**DIRECTIONS FOR THIS TASK**
Return all the data, word for word.

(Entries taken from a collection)
--- begin ---

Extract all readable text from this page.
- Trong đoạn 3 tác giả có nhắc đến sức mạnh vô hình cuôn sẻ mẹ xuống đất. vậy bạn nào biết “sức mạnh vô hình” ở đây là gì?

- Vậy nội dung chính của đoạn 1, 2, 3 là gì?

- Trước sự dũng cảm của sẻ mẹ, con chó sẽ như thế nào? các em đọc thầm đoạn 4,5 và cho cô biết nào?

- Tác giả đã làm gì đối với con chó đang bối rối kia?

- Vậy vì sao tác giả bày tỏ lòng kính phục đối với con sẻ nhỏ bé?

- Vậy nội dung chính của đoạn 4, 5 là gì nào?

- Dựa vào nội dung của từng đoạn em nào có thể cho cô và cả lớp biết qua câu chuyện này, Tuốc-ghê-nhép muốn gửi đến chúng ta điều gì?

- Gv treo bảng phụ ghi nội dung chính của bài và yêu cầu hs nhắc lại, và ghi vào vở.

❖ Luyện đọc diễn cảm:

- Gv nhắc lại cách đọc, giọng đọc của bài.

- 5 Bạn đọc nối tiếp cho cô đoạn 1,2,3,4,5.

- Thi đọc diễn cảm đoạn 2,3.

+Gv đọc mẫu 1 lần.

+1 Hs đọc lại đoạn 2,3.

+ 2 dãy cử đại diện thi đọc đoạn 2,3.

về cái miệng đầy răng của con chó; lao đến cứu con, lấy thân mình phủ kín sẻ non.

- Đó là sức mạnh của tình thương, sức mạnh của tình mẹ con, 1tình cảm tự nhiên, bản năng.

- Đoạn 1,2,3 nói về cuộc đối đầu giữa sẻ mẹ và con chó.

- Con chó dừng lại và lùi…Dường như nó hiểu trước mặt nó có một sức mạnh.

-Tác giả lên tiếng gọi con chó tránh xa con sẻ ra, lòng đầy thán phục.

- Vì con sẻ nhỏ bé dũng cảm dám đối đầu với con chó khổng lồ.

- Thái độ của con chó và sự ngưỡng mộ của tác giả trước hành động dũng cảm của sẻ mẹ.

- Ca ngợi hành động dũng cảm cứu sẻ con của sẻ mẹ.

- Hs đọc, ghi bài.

--- end ---

**RESULT FOR THIS EXERCISE**
Extract all readable text from this page.
- Trong đoạn 3 tác giả có nhắc đến sức mạnh vô hình cuôn sẻ mẹ xuống đất. vậy bạn nào biết “sức mạnh vô hình” ở đây là gì?

- Vậy nội dung chính của đoạn 1, 2, 3 là gì?

- Trước sự dũng cảm của sẻ mẹ, con chó sẽ như thế nào? các em đọc thầm đoạn 4,5 và cho cô biết nào?

- Tác giả đã làm gì đối với con chó đang bối rối kia?

- Vậy vì sao tác giả bày tỏ lòng kính phục đối với con sẻ nhỏ bé?

- Vậy nội dung chính của đoạn 4, 5 là gì nào?

- Dựa vào nội dung của từng đoạn em nào có thể cho cô và cả lớp biết qua câu chuyện này, Tuốc-ghê-nhép muốn gửi đến chúng ta điều gì?

- Gv treo bảng phụ ghi nội dung chính của bài và yêu cầu hs nhắc lại, và ghi vào vở.

❖ Luyện đọc diễn cảm:

- Gv nhắc lại cách đọc, giọng đọc của bài.

- 5 Bạn đọc nối tiếp cho cô đoạn 1,2,3,4,5.

- Thi đọc diễn cảm đoạn 2,3.

+Gv đọc mẫu 1 lần.

+1 Hs đọc lại đoạn 2,3.

+ 2 dãy cử đại diện thi đọc đoạn 2,3.

về cái miệng đầy răng của con chó; lao đến cứu con, lấy thân mình phủ kín sẻ non.

- Đó là sức mạnh của tình thương, sức mạnh của tình mẹ con, 1tình cảm tự nhiên, bản năng.

- Đoạn 1,2,3 nói về cuộc đối đầu giữa sẻ mẹ và con chó.

- Con chó dừng lại và lùi…Dường như nó hiểu trước mặt nó có một sức mạnh.

-Tác giả lên tiếng gọi con chó tránh xa con sẻ ra, lòng đầy thán phục.

- Vì con sẻ nhỏ bé dũng cảm dám đối đầu với con chó khổng lồ.

- Thái độ của con chó và sự ngưỡng mộ của tác giả trước hành động dũng cảm của sẻ mẹ.

- Ca ngợi hành động dũng cảm cứu sẻ con của sẻ mẹ.

- Hs đọc, ghi bài.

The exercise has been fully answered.